Objective:
From the entries below, say how many lines carry the word "this", and give nothing but the number.

-------- Materials provided

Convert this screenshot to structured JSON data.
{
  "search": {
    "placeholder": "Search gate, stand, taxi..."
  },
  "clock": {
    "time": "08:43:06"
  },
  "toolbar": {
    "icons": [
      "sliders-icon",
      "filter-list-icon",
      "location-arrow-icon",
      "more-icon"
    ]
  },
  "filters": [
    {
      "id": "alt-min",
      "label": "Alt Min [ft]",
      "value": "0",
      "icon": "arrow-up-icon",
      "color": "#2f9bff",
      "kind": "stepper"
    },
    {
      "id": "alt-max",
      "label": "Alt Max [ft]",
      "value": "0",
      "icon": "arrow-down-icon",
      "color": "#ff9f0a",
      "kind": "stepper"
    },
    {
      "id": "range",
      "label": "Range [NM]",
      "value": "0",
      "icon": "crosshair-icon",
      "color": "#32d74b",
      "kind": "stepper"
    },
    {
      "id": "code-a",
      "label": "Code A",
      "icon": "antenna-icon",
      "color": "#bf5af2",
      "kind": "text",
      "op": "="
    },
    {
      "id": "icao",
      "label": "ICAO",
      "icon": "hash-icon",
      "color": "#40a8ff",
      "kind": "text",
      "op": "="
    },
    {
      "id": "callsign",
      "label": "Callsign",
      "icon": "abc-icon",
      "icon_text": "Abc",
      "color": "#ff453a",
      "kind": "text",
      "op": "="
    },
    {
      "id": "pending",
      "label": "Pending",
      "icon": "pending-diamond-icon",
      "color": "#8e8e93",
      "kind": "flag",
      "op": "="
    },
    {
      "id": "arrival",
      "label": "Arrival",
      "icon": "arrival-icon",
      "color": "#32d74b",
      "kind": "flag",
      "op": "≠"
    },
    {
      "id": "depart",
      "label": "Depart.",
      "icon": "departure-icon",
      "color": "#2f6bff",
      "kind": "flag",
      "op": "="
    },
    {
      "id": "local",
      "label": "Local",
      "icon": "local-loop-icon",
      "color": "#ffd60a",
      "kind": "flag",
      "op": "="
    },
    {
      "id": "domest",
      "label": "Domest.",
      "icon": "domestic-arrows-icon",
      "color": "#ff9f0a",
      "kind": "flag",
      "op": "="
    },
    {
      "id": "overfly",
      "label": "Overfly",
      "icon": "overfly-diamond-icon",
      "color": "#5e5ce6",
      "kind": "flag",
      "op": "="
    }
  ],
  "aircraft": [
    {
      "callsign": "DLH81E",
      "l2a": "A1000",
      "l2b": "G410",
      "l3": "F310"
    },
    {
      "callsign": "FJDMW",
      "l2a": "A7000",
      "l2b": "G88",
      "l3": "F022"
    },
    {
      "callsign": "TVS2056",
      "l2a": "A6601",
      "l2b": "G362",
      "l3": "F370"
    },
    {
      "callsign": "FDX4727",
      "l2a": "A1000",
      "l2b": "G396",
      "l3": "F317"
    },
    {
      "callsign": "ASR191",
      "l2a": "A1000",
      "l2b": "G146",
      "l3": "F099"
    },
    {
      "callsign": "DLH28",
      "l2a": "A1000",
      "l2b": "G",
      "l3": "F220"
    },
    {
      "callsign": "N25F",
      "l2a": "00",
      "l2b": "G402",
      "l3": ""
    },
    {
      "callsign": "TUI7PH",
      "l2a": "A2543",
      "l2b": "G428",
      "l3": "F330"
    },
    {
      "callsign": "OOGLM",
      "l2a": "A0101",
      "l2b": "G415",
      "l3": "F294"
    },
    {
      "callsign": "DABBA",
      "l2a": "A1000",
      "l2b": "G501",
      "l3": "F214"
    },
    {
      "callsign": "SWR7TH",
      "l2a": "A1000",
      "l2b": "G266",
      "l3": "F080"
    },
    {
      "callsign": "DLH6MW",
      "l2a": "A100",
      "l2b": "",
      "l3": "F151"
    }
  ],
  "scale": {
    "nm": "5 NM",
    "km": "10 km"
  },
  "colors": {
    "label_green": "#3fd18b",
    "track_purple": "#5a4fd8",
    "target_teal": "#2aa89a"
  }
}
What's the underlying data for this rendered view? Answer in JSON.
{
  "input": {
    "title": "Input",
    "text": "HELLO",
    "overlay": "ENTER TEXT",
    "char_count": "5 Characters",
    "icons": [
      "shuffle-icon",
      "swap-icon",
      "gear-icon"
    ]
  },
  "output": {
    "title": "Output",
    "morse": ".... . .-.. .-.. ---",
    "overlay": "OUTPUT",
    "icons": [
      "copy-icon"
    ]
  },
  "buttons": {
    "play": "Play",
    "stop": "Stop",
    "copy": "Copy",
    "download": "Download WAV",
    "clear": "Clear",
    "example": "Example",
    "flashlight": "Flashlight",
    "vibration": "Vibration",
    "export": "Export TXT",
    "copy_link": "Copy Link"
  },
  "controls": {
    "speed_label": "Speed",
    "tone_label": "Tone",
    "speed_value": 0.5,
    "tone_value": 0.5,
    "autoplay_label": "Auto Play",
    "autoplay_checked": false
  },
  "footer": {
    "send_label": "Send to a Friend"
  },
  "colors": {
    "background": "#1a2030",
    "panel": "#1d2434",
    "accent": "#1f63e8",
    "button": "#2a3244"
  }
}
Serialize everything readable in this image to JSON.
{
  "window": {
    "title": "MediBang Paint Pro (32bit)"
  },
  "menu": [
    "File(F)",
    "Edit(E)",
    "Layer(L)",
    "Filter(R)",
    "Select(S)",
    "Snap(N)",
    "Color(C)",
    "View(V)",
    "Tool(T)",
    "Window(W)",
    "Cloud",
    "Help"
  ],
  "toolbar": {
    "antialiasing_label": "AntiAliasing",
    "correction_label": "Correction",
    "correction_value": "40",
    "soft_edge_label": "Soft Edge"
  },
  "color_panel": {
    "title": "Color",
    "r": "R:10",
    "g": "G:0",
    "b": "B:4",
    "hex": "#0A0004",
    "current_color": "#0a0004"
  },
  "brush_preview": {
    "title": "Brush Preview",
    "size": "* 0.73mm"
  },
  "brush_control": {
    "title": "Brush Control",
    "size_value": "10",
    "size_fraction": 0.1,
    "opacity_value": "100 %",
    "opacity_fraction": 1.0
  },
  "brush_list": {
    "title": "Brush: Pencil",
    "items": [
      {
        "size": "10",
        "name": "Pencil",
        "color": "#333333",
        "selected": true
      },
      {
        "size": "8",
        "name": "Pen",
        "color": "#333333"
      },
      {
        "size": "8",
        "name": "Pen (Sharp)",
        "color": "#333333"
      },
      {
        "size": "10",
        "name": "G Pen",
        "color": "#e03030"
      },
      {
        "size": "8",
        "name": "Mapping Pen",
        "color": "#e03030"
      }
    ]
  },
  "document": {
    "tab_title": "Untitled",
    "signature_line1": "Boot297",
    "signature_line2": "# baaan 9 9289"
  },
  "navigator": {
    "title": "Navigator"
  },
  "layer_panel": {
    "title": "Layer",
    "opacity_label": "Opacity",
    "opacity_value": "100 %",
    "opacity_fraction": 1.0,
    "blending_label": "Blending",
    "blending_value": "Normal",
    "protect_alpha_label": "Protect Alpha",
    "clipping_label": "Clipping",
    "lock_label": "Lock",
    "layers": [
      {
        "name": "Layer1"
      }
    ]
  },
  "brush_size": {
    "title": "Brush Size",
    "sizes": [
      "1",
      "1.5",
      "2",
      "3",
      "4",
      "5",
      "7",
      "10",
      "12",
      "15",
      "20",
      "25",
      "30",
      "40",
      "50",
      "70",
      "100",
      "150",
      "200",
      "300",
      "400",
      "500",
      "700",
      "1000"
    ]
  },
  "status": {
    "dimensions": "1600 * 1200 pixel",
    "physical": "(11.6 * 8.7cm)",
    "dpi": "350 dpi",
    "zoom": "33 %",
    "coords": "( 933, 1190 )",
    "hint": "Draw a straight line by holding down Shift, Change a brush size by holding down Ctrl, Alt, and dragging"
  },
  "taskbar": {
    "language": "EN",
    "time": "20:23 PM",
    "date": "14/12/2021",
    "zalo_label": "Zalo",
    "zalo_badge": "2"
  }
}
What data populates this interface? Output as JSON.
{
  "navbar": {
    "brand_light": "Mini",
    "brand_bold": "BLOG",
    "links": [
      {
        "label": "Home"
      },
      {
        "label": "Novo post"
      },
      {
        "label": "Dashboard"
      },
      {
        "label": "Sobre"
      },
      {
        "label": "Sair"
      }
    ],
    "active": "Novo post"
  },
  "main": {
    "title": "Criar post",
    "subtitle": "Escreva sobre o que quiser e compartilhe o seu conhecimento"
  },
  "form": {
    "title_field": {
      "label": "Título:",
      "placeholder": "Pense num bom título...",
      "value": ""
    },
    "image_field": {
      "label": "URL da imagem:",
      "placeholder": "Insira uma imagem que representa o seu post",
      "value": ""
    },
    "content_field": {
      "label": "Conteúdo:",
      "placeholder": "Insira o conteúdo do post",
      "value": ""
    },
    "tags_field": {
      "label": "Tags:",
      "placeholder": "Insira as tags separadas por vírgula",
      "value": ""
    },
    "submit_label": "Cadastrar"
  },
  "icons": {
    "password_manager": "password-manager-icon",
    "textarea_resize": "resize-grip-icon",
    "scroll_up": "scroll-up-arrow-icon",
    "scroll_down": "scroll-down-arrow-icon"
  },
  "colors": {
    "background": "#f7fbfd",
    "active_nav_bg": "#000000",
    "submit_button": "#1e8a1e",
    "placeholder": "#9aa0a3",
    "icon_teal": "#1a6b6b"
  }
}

----------------

Exercise response:
4